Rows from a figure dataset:
========

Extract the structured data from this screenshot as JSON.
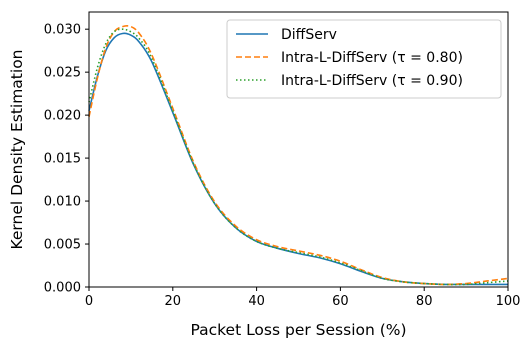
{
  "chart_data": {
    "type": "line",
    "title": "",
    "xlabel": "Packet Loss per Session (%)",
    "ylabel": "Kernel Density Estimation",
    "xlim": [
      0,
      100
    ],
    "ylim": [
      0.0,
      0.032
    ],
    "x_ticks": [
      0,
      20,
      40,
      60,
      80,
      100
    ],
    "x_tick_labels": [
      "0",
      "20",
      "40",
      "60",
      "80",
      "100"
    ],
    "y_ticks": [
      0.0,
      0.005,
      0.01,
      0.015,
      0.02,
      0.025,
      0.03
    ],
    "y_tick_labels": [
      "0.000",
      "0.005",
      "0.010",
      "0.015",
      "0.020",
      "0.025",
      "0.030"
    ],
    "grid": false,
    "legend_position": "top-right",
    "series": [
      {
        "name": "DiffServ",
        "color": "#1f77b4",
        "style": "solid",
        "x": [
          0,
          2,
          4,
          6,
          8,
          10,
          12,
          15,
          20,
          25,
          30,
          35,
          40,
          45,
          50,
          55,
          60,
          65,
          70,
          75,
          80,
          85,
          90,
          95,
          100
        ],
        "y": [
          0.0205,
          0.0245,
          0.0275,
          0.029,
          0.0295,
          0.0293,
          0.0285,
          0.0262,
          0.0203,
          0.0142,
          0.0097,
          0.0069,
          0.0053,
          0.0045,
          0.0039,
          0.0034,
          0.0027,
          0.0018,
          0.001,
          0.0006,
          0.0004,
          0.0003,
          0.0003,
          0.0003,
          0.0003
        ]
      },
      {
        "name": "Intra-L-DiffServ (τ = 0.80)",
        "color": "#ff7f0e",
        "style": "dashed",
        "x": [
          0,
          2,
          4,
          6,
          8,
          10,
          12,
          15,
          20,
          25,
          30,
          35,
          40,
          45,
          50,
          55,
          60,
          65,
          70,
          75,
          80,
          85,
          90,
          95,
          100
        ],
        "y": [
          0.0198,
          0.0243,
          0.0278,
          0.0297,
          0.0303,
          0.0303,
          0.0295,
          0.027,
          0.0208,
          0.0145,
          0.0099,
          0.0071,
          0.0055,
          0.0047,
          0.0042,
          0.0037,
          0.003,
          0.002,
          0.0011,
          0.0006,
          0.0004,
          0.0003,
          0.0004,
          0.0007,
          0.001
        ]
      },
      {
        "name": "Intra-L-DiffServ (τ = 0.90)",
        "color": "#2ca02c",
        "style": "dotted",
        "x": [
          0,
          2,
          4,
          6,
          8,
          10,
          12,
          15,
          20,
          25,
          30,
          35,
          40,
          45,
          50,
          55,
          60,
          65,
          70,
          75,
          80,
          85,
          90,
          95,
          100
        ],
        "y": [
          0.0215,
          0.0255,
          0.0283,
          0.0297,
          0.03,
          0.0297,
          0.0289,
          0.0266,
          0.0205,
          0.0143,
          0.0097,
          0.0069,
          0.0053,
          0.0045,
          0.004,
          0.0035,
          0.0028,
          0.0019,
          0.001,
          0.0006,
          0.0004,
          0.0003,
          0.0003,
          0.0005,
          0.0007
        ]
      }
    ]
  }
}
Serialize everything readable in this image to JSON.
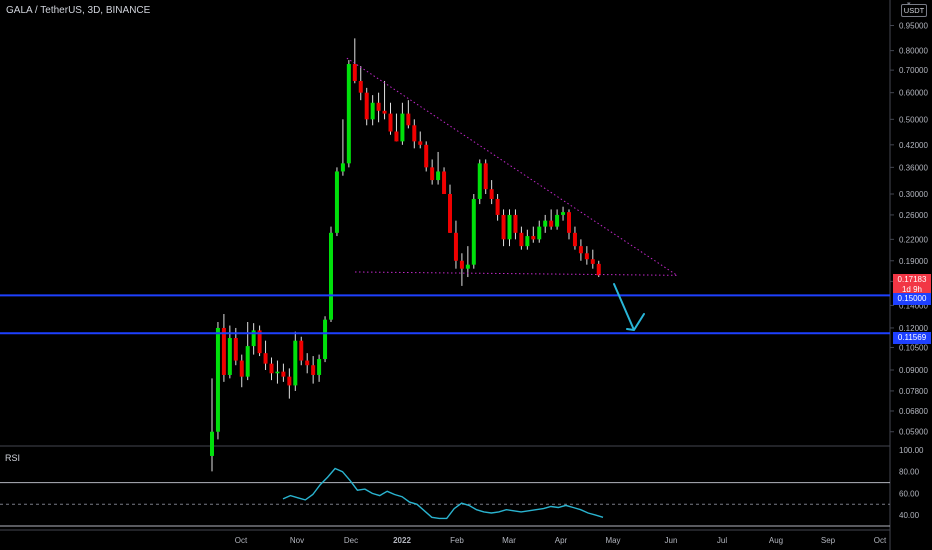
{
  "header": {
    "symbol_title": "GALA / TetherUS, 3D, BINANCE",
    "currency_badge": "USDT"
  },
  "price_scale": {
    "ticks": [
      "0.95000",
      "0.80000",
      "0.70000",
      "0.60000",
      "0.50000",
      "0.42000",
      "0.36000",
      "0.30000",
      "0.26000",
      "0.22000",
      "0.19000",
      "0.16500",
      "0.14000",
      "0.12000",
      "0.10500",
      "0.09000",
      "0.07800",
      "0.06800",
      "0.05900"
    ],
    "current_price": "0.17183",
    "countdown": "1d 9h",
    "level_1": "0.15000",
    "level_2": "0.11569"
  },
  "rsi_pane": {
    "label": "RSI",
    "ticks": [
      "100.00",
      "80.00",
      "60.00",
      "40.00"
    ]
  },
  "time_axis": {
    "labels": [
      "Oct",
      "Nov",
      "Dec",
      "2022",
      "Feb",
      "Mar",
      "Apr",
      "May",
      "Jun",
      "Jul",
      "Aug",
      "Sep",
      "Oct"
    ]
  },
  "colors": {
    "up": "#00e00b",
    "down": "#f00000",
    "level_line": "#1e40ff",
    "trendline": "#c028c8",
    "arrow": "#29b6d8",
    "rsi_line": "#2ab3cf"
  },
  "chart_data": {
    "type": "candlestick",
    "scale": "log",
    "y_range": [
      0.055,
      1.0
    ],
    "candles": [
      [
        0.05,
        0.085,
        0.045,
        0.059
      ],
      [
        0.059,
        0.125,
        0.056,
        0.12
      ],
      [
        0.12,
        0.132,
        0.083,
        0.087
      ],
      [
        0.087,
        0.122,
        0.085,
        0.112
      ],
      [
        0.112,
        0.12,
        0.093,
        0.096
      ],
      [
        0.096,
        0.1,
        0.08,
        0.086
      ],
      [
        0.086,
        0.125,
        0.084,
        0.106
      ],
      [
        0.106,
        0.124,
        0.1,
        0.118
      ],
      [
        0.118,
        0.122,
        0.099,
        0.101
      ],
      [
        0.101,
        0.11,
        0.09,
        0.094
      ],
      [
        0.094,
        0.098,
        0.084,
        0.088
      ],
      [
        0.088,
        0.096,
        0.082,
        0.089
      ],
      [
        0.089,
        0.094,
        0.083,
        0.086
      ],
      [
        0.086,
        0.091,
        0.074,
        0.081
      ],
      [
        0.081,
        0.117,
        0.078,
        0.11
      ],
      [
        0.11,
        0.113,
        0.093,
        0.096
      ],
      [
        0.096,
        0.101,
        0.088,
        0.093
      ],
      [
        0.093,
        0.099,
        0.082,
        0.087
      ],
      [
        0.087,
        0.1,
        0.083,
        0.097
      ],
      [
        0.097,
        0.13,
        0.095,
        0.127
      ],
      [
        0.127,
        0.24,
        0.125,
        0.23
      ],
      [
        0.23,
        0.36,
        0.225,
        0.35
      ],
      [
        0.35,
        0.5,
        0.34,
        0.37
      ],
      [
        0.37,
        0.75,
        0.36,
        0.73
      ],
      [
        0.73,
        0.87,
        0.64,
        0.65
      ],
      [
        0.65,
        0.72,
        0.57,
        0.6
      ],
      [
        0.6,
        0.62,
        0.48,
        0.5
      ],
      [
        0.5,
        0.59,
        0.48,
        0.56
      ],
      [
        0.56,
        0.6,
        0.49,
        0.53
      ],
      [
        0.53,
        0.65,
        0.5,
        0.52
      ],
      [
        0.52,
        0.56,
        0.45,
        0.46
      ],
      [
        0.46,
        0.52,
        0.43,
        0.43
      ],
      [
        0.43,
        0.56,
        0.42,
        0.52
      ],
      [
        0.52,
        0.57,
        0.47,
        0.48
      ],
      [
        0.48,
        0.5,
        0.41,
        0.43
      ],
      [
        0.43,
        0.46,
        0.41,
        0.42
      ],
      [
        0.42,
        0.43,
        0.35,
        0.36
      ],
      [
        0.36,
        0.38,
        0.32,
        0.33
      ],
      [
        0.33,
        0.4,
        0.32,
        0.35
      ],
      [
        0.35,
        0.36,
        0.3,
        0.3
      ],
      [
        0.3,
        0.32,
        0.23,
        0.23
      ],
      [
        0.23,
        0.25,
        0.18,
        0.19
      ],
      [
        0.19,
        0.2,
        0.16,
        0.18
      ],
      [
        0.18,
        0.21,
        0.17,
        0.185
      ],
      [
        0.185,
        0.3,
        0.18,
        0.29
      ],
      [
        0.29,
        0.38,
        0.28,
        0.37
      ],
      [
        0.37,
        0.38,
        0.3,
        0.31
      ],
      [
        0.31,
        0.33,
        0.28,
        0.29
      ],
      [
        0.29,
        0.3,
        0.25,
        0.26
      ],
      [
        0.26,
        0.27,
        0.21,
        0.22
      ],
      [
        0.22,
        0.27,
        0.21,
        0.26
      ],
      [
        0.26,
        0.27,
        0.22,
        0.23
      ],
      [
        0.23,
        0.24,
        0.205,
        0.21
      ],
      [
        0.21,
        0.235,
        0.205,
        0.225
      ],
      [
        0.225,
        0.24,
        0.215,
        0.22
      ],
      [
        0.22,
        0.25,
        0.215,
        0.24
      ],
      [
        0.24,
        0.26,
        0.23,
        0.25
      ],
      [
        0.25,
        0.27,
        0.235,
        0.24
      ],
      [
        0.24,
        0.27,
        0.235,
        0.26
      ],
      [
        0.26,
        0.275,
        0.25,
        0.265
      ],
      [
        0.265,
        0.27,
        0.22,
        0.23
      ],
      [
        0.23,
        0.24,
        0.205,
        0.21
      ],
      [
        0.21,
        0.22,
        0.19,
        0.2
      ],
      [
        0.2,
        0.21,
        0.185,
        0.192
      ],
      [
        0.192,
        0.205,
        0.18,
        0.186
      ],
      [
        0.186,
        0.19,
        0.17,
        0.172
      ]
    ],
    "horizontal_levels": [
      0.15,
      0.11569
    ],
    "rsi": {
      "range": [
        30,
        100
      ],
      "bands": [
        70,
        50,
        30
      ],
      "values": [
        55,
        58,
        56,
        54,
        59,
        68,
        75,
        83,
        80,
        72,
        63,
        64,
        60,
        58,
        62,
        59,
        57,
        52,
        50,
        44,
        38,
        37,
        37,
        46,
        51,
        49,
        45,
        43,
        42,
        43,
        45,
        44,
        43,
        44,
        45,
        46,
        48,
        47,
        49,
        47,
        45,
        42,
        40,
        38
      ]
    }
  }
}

========

What the task asks:
Gather each line from the entries above that includes the word "this".

Finished answer:
Extract the structured data from this screenshot as JSON.
Serialize everything readable in this image to JSON.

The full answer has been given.